Short problem ::
Would you pull out every line of the material that contains the string "this"?

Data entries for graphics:
===

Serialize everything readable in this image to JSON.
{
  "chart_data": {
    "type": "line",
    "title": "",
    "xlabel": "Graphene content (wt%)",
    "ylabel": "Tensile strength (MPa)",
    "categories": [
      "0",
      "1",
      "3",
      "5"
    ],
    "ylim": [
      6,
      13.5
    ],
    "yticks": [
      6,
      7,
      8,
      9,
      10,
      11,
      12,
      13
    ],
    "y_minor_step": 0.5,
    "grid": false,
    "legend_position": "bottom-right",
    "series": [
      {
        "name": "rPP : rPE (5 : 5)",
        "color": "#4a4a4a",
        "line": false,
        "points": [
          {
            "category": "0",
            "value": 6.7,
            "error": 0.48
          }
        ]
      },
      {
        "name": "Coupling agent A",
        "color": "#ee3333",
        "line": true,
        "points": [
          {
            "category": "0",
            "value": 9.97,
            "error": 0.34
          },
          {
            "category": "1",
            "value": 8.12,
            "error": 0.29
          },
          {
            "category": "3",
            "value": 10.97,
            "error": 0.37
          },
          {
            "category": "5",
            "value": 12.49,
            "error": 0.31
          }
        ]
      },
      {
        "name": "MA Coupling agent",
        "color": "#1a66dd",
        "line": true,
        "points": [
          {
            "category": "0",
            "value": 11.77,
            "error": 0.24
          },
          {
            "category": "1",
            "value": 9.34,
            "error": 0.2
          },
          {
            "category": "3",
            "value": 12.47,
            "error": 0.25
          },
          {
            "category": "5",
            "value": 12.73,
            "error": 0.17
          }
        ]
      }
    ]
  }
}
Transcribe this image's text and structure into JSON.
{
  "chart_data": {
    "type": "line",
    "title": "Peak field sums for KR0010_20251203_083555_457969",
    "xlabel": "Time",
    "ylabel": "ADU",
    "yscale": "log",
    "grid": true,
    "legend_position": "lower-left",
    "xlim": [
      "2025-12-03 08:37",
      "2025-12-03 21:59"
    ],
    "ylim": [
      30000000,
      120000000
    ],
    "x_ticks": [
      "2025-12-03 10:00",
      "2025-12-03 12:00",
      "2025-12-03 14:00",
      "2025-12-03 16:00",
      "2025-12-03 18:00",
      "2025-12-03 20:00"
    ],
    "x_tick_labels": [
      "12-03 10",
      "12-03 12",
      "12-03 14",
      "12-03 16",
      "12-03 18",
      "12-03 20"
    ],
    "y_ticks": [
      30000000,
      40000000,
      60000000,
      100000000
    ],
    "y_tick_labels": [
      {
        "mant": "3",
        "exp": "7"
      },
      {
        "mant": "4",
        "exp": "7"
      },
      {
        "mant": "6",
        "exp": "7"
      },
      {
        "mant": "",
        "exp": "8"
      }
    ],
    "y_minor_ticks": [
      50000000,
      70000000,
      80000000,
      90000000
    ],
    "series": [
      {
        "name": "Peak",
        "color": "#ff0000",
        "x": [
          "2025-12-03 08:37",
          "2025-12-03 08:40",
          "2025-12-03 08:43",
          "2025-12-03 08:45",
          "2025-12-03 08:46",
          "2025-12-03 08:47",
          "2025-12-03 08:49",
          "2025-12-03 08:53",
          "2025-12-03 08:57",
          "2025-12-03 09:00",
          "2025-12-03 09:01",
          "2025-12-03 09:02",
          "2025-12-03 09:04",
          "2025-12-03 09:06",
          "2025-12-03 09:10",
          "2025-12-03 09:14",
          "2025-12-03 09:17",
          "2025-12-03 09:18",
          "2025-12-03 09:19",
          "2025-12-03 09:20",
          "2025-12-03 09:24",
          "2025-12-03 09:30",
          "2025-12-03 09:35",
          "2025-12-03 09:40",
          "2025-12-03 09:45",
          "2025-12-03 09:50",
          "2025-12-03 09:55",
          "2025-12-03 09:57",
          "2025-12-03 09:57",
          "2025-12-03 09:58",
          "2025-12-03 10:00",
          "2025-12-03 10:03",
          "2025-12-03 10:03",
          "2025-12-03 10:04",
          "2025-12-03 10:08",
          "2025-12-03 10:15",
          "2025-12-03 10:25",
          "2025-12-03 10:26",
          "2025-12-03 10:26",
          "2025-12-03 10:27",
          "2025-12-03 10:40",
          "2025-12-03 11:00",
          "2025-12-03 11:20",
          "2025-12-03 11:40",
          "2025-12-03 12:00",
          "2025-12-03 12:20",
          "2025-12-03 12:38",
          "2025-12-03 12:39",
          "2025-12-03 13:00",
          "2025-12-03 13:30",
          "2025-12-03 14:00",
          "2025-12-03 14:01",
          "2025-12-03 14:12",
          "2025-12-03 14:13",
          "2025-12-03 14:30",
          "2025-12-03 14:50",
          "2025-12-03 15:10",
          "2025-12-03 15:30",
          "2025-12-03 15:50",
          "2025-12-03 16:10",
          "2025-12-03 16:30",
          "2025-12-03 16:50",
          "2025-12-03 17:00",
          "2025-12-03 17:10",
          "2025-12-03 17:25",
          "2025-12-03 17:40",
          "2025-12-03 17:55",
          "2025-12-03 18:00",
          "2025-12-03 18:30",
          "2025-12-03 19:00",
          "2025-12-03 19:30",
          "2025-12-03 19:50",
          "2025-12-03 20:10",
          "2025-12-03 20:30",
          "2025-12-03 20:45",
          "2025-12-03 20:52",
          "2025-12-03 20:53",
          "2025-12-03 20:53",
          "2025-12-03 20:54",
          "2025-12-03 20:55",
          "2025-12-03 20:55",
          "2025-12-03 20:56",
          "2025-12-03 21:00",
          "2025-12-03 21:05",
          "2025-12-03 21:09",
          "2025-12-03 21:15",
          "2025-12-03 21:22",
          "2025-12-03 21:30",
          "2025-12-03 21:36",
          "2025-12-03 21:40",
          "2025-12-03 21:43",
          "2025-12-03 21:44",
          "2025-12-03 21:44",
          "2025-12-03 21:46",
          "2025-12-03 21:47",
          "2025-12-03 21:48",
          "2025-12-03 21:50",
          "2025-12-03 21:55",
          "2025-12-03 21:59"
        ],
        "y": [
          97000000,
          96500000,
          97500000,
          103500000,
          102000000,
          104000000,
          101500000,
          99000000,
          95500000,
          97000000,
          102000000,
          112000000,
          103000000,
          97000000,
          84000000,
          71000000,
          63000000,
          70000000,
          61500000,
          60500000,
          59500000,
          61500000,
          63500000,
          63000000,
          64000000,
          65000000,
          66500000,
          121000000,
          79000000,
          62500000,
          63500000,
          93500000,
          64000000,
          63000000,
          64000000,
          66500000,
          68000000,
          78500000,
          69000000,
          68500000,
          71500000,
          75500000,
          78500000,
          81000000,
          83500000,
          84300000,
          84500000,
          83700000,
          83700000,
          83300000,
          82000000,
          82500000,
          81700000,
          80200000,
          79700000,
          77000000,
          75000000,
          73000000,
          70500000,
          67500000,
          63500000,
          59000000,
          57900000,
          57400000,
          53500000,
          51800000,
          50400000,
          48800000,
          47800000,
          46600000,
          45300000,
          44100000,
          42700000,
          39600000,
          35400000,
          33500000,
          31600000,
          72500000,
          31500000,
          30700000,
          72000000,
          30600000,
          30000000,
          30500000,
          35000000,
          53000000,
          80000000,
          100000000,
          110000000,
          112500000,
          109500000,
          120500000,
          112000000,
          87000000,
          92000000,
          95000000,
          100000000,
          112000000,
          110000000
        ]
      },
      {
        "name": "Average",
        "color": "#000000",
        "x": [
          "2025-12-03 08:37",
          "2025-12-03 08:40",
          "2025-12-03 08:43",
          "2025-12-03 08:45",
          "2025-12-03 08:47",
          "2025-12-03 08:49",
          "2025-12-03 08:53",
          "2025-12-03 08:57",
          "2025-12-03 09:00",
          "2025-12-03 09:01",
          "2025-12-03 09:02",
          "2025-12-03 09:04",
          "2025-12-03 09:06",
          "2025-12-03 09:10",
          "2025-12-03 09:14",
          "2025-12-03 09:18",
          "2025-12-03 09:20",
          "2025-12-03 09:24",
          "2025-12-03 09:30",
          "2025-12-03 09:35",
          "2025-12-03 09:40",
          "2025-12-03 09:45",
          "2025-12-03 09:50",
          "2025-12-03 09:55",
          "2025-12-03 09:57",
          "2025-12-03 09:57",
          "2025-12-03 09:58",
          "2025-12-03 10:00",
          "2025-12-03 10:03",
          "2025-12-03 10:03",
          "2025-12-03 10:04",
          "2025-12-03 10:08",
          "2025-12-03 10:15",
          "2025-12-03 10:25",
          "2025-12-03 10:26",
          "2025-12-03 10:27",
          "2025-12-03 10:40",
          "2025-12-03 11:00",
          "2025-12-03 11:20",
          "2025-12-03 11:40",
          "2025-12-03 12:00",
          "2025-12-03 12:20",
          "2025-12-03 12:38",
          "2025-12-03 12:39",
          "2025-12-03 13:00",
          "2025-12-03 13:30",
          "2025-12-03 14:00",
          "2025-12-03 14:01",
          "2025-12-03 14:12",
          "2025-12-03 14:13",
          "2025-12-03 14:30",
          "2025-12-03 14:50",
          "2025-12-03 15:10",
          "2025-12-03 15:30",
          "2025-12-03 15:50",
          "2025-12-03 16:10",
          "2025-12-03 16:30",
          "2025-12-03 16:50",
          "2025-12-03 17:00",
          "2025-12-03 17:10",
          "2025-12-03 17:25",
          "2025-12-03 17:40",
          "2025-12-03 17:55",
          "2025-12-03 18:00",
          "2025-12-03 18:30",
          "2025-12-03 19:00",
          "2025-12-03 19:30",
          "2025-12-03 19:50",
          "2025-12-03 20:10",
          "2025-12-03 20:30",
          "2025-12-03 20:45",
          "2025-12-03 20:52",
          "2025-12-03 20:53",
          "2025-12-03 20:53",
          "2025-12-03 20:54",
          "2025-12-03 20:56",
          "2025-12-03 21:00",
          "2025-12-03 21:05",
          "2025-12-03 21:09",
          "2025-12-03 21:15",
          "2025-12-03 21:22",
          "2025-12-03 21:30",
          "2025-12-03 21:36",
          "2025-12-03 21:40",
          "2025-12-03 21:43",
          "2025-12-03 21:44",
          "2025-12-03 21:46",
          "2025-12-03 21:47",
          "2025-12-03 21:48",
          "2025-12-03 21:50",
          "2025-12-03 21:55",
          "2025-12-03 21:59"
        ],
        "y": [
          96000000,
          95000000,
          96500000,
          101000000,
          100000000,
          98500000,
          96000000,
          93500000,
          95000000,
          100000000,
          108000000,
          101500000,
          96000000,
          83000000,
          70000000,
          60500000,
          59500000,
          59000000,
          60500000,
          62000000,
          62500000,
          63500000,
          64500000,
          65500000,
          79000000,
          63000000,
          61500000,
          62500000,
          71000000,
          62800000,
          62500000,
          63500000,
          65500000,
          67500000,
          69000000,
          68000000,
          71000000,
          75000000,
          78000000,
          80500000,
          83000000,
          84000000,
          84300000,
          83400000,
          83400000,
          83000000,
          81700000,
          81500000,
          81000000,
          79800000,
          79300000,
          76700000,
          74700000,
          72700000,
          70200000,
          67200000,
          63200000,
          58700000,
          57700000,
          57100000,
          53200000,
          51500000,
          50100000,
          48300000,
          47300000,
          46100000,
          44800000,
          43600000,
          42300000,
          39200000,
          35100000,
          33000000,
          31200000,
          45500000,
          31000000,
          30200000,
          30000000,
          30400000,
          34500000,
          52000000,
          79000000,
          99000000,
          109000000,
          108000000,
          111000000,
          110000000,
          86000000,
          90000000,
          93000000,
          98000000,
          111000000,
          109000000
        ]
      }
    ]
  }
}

===

Solved problem ::
Serialize everything readable in this image to JSON.
Transcribe this image's text and structure into JSON.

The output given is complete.